## PROVIDED DATA
═══
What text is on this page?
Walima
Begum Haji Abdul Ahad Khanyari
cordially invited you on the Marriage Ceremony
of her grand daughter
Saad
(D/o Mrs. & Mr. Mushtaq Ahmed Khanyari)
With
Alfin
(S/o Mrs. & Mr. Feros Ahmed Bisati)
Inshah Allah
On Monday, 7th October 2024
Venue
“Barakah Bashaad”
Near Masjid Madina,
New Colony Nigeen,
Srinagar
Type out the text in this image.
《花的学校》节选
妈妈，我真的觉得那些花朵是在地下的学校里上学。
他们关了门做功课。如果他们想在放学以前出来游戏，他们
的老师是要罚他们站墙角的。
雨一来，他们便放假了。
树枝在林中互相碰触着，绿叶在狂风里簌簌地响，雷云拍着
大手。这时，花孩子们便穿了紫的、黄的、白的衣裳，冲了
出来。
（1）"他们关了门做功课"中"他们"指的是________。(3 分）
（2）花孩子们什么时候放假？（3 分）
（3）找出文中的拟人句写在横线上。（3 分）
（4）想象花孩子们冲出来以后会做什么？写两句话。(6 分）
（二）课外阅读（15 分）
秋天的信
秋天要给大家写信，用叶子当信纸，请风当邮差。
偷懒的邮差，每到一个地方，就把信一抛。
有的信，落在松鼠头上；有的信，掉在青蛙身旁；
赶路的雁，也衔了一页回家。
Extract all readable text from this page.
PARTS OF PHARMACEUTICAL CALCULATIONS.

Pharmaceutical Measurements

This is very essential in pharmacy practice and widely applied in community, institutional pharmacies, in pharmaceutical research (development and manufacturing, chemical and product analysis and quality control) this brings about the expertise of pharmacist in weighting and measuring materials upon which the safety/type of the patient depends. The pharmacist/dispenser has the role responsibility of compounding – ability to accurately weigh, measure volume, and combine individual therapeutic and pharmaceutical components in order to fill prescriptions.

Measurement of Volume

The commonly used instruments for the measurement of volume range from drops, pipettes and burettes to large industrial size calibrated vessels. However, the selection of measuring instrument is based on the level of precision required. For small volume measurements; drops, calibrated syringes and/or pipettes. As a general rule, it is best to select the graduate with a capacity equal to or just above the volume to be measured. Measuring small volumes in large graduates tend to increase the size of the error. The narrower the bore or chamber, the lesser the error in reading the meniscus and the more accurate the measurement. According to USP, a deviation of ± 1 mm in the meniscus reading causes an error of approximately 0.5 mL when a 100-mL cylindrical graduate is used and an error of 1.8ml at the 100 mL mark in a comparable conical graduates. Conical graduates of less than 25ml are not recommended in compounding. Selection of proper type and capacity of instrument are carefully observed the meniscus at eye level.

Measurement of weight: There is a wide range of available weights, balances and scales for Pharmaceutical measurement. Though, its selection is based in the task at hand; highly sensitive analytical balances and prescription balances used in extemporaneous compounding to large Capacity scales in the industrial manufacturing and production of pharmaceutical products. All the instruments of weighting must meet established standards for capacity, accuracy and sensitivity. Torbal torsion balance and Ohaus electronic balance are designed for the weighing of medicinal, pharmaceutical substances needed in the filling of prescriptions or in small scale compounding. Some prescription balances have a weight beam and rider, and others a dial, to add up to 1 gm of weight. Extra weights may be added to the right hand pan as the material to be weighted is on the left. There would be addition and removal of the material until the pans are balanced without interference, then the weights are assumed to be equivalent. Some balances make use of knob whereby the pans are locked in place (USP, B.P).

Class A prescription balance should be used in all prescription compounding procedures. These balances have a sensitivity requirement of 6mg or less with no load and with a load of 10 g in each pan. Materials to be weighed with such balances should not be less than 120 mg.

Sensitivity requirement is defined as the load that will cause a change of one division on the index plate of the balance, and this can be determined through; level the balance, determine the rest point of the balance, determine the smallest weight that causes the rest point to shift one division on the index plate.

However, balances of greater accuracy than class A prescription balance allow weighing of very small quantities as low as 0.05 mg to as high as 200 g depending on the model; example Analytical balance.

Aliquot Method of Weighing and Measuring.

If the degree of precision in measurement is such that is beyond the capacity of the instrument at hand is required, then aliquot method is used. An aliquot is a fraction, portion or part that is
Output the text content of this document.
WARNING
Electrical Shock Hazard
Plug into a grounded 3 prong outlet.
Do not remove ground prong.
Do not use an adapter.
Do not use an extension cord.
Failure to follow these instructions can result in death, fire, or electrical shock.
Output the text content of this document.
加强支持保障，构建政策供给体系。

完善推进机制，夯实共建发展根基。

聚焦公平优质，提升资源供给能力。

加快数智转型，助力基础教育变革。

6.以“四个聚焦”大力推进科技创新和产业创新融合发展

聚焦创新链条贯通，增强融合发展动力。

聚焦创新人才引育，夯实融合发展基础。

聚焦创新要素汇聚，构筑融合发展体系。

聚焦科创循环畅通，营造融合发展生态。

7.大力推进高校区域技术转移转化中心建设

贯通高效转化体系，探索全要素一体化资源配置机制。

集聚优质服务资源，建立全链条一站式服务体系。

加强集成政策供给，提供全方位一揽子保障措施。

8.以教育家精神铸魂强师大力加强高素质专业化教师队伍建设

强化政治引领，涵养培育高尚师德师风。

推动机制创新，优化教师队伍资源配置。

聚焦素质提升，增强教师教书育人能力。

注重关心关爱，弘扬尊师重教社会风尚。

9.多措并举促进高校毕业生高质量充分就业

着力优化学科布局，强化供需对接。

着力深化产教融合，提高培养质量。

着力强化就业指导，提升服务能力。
═══
## PROBLEM DESCRIPTION
State the number of lines in the records that include "text", and write nothing else.

## OUTPUT
5